> _The problem_
Check every line of the entries for "ΣΥΝΟΛΟΥ", and copy the lines that hold it.
┌──
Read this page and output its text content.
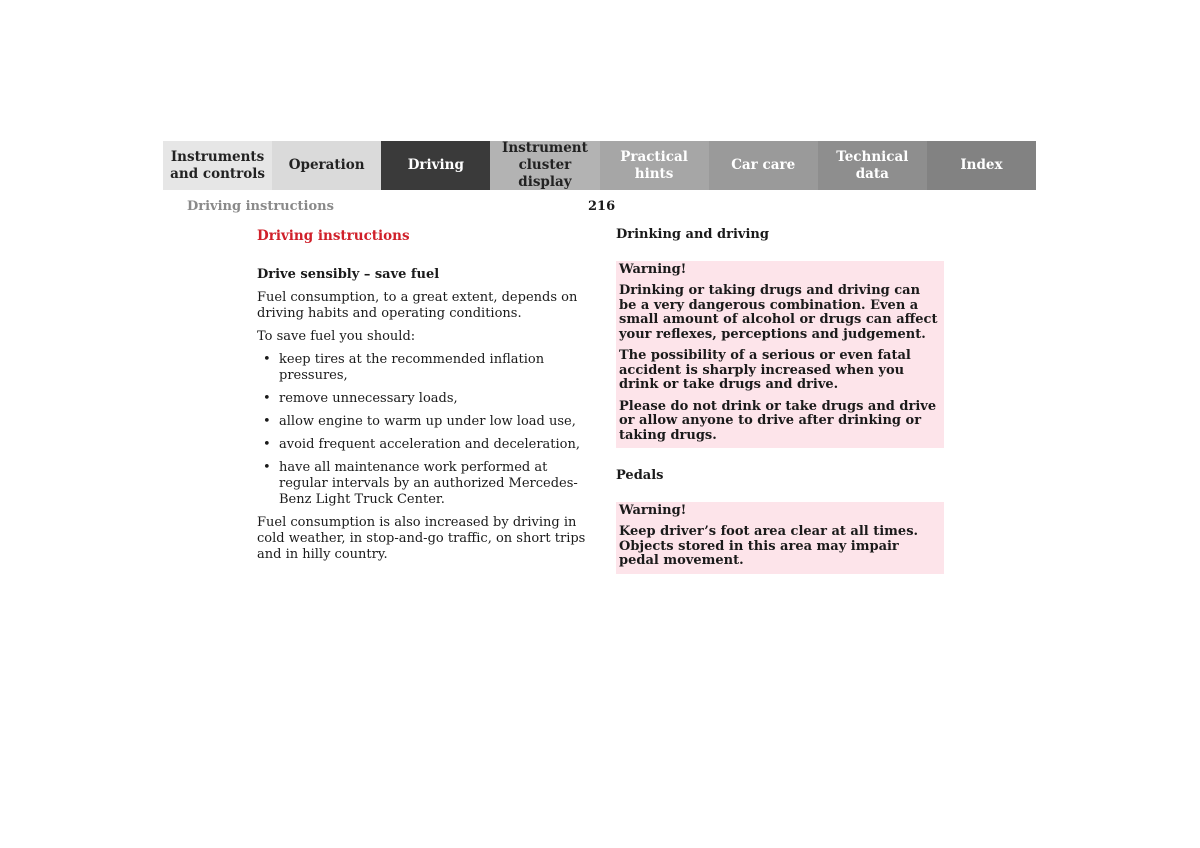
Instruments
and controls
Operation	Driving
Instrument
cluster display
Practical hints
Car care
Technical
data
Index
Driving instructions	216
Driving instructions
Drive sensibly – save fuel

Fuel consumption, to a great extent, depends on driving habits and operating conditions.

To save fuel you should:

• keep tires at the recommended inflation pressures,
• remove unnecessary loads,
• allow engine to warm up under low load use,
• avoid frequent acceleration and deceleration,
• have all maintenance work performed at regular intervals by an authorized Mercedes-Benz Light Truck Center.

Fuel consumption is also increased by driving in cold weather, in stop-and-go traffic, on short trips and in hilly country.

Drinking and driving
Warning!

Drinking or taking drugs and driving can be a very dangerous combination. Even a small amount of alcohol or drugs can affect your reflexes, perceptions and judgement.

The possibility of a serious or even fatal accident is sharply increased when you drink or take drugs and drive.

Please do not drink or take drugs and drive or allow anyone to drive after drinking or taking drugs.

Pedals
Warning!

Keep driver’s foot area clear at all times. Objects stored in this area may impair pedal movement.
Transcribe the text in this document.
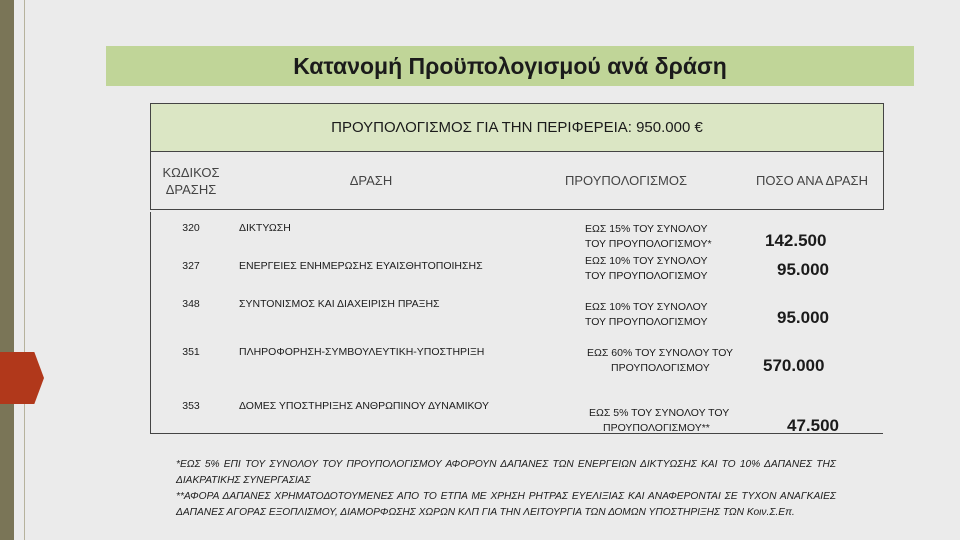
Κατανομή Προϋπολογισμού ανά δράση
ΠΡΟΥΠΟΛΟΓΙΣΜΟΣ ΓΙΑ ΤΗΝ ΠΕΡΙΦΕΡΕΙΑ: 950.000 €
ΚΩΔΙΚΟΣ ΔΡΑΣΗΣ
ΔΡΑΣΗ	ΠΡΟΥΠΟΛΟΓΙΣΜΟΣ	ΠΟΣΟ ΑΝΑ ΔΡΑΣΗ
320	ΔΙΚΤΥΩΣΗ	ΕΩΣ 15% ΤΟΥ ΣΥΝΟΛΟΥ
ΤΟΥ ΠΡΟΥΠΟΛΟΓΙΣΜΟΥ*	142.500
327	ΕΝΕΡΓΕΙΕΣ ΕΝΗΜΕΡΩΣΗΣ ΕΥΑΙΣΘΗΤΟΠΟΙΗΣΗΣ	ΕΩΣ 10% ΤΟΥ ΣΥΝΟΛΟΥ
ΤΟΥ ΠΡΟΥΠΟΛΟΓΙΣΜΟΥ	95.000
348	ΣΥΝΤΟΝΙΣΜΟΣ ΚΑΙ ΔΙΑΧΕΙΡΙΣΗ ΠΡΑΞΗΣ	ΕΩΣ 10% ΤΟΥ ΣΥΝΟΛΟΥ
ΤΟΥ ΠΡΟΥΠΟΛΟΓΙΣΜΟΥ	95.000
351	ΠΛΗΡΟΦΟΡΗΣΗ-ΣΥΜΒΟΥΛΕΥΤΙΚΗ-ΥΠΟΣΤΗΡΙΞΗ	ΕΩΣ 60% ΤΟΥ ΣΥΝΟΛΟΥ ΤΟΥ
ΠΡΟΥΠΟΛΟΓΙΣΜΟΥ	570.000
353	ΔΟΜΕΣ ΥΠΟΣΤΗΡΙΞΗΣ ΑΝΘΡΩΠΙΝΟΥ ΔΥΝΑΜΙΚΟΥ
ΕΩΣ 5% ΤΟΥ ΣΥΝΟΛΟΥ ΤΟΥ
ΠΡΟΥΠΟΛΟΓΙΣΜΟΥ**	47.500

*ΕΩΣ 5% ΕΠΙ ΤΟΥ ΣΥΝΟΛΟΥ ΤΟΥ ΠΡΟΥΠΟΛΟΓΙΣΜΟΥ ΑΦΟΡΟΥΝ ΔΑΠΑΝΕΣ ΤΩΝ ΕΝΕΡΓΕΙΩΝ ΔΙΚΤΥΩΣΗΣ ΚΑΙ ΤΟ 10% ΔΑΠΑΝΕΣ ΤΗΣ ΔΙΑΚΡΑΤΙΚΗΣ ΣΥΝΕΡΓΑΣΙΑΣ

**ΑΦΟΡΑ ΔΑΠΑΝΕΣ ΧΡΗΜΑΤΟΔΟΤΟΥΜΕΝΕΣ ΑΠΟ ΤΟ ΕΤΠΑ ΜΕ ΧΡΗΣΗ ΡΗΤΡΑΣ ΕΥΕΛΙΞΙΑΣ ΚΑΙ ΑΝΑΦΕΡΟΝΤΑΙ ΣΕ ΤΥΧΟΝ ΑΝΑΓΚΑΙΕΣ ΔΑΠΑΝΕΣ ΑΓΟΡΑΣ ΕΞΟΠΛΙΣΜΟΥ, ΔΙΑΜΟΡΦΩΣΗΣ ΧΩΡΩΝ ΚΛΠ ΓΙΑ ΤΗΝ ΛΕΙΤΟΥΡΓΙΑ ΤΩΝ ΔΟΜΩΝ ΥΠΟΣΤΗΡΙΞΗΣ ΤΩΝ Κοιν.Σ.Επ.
└──
> _Response below_
320	ΔΙΚΤΥΩΣΗ	ΕΩΣ 15% ΤΟΥ ΣΥΝΟΛΟΥ
327	ΕΝΕΡΓΕΙΕΣ ΕΝΗΜΕΡΩΣΗΣ ΕΥΑΙΣΘΗΤΟΠΟΙΗΣΗΣ	ΕΩΣ 10% ΤΟΥ ΣΥΝΟΛΟΥ
348	ΣΥΝΤΟΝΙΣΜΟΣ ΚΑΙ ΔΙΑΧΕΙΡΙΣΗ ΠΡΑΞΗΣ	ΕΩΣ 10% ΤΟΥ ΣΥΝΟΛΟΥ
351	ΠΛΗΡΟΦΟΡΗΣΗ-ΣΥΜΒΟΥΛΕΥΤΙΚΗ-ΥΠΟΣΤΗΡΙΞΗ	ΕΩΣ 60% ΤΟΥ ΣΥΝΟΛΟΥ ΤΟΥ
ΕΩΣ 5% ΤΟΥ ΣΥΝΟΛΟΥ ΤΟΥ
*ΕΩΣ 5% ΕΠΙ ΤΟΥ ΣΥΝΟΛΟΥ ΤΟΥ ΠΡΟΥΠΟΛΟΓΙΣΜΟΥ ΑΦΟΡΟΥΝ ΔΑΠΑΝΕΣ ΤΩΝ ΕΝΕΡΓΕΙΩΝ ΔΙΚΤΥΩΣΗΣ ΚΑΙ ΤΟ 10% ΔΑΠΑΝΕΣ ΤΗΣ ΔΙΑΚΡΑΤΙΚΗΣ ΣΥΝΕΡΓΑΣΙΑΣ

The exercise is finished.